> _Material supplied_:
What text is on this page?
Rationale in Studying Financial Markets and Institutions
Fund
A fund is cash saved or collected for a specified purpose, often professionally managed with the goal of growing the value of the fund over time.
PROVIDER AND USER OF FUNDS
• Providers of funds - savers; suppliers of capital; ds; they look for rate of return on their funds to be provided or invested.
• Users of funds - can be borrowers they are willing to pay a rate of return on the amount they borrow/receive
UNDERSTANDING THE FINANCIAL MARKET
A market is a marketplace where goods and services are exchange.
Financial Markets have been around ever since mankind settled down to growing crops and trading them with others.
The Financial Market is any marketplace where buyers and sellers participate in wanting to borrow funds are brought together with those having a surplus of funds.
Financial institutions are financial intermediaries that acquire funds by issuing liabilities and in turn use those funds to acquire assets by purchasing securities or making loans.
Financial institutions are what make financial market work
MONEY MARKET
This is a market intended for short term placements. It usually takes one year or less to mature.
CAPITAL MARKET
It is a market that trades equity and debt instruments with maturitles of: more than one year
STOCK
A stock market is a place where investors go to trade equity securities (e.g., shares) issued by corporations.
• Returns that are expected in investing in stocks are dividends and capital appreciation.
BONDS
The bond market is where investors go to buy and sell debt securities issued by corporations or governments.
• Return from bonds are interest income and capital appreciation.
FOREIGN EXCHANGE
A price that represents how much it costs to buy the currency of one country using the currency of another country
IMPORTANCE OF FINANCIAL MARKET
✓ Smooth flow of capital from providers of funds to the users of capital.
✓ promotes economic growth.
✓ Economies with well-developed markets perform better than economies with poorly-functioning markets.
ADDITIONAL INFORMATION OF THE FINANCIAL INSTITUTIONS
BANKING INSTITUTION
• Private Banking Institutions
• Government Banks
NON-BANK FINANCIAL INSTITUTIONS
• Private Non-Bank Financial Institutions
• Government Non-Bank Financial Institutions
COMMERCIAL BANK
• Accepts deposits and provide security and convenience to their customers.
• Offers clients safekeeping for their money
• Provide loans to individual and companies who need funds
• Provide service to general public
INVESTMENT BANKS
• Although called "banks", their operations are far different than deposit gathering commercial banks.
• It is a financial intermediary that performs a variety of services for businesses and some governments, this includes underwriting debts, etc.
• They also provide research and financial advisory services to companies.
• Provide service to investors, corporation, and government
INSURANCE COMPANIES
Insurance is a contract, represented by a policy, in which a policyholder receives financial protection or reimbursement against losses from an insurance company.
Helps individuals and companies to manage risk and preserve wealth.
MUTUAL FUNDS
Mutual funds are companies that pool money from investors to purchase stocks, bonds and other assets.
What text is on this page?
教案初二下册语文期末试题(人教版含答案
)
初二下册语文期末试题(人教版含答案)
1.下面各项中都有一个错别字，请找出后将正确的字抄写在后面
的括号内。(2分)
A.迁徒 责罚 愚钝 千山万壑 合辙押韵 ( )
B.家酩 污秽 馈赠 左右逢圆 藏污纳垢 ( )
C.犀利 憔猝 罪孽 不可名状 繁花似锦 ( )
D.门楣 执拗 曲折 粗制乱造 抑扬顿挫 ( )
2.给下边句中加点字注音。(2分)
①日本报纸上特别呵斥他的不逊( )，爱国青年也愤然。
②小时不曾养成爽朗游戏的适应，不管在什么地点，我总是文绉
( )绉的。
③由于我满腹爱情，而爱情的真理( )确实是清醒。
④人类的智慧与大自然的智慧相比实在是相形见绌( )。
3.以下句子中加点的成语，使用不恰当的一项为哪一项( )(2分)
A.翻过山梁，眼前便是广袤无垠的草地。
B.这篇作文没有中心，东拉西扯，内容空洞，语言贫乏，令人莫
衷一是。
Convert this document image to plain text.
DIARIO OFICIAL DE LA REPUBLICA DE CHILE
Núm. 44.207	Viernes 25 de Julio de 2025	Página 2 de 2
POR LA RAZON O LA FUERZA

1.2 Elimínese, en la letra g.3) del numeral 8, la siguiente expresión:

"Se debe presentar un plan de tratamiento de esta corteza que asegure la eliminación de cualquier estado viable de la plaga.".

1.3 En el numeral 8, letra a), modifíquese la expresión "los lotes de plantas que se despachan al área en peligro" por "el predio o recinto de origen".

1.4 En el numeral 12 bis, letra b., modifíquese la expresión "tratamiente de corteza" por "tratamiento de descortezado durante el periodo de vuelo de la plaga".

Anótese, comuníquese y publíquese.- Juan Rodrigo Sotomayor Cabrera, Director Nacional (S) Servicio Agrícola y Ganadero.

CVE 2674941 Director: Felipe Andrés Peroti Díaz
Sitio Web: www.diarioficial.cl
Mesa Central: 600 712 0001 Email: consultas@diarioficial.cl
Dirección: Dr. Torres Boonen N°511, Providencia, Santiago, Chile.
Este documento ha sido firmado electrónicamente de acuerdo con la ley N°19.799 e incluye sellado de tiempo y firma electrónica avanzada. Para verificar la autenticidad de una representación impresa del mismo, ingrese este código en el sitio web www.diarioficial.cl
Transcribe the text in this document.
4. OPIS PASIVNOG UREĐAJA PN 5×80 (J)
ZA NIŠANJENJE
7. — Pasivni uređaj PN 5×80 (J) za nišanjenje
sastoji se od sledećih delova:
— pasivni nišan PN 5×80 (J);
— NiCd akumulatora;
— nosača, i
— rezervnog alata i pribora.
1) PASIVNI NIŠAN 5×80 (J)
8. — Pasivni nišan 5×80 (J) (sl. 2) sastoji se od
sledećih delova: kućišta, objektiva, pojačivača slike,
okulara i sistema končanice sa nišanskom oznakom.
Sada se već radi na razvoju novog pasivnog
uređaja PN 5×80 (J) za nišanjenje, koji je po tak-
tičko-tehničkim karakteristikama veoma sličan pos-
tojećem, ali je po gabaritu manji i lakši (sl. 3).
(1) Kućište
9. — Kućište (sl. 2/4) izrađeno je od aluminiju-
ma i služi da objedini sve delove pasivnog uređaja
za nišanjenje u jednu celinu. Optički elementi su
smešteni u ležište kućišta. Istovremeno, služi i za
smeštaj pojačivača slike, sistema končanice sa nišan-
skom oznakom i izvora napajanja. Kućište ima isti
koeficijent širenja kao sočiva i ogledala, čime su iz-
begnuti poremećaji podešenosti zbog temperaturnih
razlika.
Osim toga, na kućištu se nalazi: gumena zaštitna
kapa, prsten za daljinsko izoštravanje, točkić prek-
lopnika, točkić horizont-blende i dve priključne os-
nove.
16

> _Goal of the exercise_:
Copy all the records above exactly, missing none.

> _The response_:
What text is on this page?
Rationale in Studying Financial Markets and Institutions
Fund
A fund is cash saved or collected for a specified purpose, often professionally managed with the goal of growing the value of the fund over time.
PROVIDER AND USER OF FUNDS
• Providers of funds - savers; suppliers of capital; ds; they look for rate of return on their funds to be provided or invested.
• Users of funds - can be borrowers they are willing to pay a rate of return on the amount they borrow/receive
UNDERSTANDING THE FINANCIAL MARKET
A market is a marketplace where goods and services are exchange.
Financial Markets have been around ever since mankind settled down to growing crops and trading them with others.
The Financial Market is any marketplace where buyers and sellers participate in wanting to borrow funds are brought together with those having a surplus of funds.
Financial institutions are financial intermediaries that acquire funds by issuing liabilities and in turn use those funds to acquire assets by purchasing securities or making loans.
Financial institutions are what make financial market work
MONEY MARKET
This is a market intended for short term placements. It usually takes one year or less to mature.
CAPITAL MARKET
It is a market that trades equity and debt instruments with maturitles of: more than one year
STOCK
A stock market is a place where investors go to trade equity securities (e.g., shares) issued by corporations.
• Returns that are expected in investing in stocks are dividends and capital appreciation.
BONDS
The bond market is where investors go to buy and sell debt securities issued by corporations or governments.
• Return from bonds are interest income and capital appreciation.
FOREIGN EXCHANGE
A price that represents how much it costs to buy the currency of one country using the currency of another country
IMPORTANCE OF FINANCIAL MARKET
✓ Smooth flow of capital from providers of funds to the users of capital.
✓ promotes economic growth.
✓ Economies with well-developed markets perform better than economies with poorly-functioning markets.
ADDITIONAL INFORMATION OF THE FINANCIAL INSTITUTIONS
BANKING INSTITUTION
• Private Banking Institutions
• Government Banks
NON-BANK FINANCIAL INSTITUTIONS
• Private Non-Bank Financial Institutions
• Government Non-Bank Financial Institutions
COMMERCIAL BANK
• Accepts deposits and provide security and convenience to their customers.
• Offers clients safekeeping for their money
• Provide loans to individual and companies who need funds
• Provide service to general public
INVESTMENT BANKS
• Although called "banks", their operations are far different than deposit gathering commercial banks.
• It is a financial intermediary that performs a variety of services for businesses and some governments, this includes underwriting debts, etc.
• They also provide research and financial advisory services to companies.
• Provide service to investors, corporation, and government
INSURANCE COMPANIES
Insurance is a contract, represented by a policy, in which a policyholder receives financial protection or reimbursement against losses from an insurance company.
Helps individuals and companies to manage risk and preserve wealth.
MUTUAL FUNDS
Mutual funds are companies that pool money from investors to purchase stocks, bonds and other assets.
What text is on this page?
教案初二下册语文期末试题(人教版含答案
)
初二下册语文期末试题(人教版含答案)
1.下面各项中都有一个错别字，请找出后将正确的字抄写在后面
的括号内。(2分)
A.迁徒 责罚 愚钝 千山万壑 合辙押韵 ( )
B.家酩 污秽 馈赠 左右逢圆 藏污纳垢 ( )
C.犀利 憔猝 罪孽 不可名状 繁花似锦 ( )
D.门楣 执拗 曲折 粗制乱造 抑扬顿挫 ( )
2.给下边句中加点字注音。(2分)
①日本报纸上特别呵斥他的不逊( )，爱国青年也愤然。
②小时不曾养成爽朗游戏的适应，不管在什么地点，我总是文绉
( )绉的。
③由于我满腹爱情，而爱情的真理( )确实是清醒。
④人类的智慧与大自然的智慧相比实在是相形见绌( )。
3.以下句子中加点的成语，使用不恰当的一项为哪一项( )(2分)
A.翻过山梁，眼前便是广袤无垠的草地。
B.这篇作文没有中心，东拉西扯，内容空洞，语言贫乏，令人莫
衷一是。
Convert this document image to plain text.
DIARIO OFICIAL DE LA REPUBLICA DE CHILE
Núm. 44.207	Viernes 25 de Julio de 2025	Página 2 de 2
POR LA RAZON O LA FUERZA

1.2 Elimínese, en la letra g.3) del numeral 8, la siguiente expresión:

"Se debe presentar un plan de tratamiento de esta corteza que asegure la eliminación de cualquier estado viable de la plaga.".

1.3 En el numeral 8, letra a), modifíquese la expresión "los lotes de plantas que se despachan al área en peligro" por "el predio o recinto de origen".

1.4 En el numeral 12 bis, letra b., modifíquese la expresión "tratamiente de corteza" por "tratamiento de descortezado durante el periodo de vuelo de la plaga".

Anótese, comuníquese y publíquese.- Juan Rodrigo Sotomayor Cabrera, Director Nacional (S) Servicio Agrícola y Ganadero.

CVE 2674941 Director: Felipe Andrés Peroti Díaz
Sitio Web: www.diarioficial.cl
Mesa Central: 600 712 0001 Email: consultas@diarioficial.cl
Dirección: Dr. Torres Boonen N°511, Providencia, Santiago, Chile.
Este documento ha sido firmado electrónicamente de acuerdo con la ley N°19.799 e incluye sellado de tiempo y firma electrónica avanzada. Para verificar la autenticidad de una representación impresa del mismo, ingrese este código en el sitio web www.diarioficial.cl
Transcribe the text in this document.
4. OPIS PASIVNOG UREĐAJA PN 5×80 (J)
ZA NIŠANJENJE
7. — Pasivni uređaj PN 5×80 (J) za nišanjenje
sastoji se od sledećih delova:
— pasivni nišan PN 5×80 (J);
— NiCd akumulatora;
— nosača, i
— rezervnog alata i pribora.
1) PASIVNI NIŠAN 5×80 (J)
8. — Pasivni nišan 5×80 (J) (sl. 2) sastoji se od
sledećih delova: kućišta, objektiva, pojačivača slike,
okulara i sistema končanice sa nišanskom oznakom.
Sada se već radi na razvoju novog pasivnog
uređaja PN 5×80 (J) za nišanjenje, koji je po tak-
tičko-tehničkim karakteristikama veoma sličan pos-
tojećem, ali je po gabaritu manji i lakši (sl. 3).
(1) Kućište
9. — Kućište (sl. 2/4) izrađeno je od aluminiju-
ma i služi da objedini sve delove pasivnog uređaja
za nišanjenje u jednu celinu. Optički elementi su
smešteni u ležište kućišta. Istovremeno, služi i za
smeštaj pojačivača slike, sistema končanice sa nišan-
skom oznakom i izvora napajanja. Kućište ima isti
koeficijent širenja kao sočiva i ogledala, čime su iz-
begnuti poremećaji podešenosti zbog temperaturnih
razlika.
Osim toga, na kućištu se nalazi: gumena zaštitna
kapa, prsten za daljinsko izoštravanje, točkić prek-
lopnika, točkić horizont-blende i dve priključne os-
nove.
16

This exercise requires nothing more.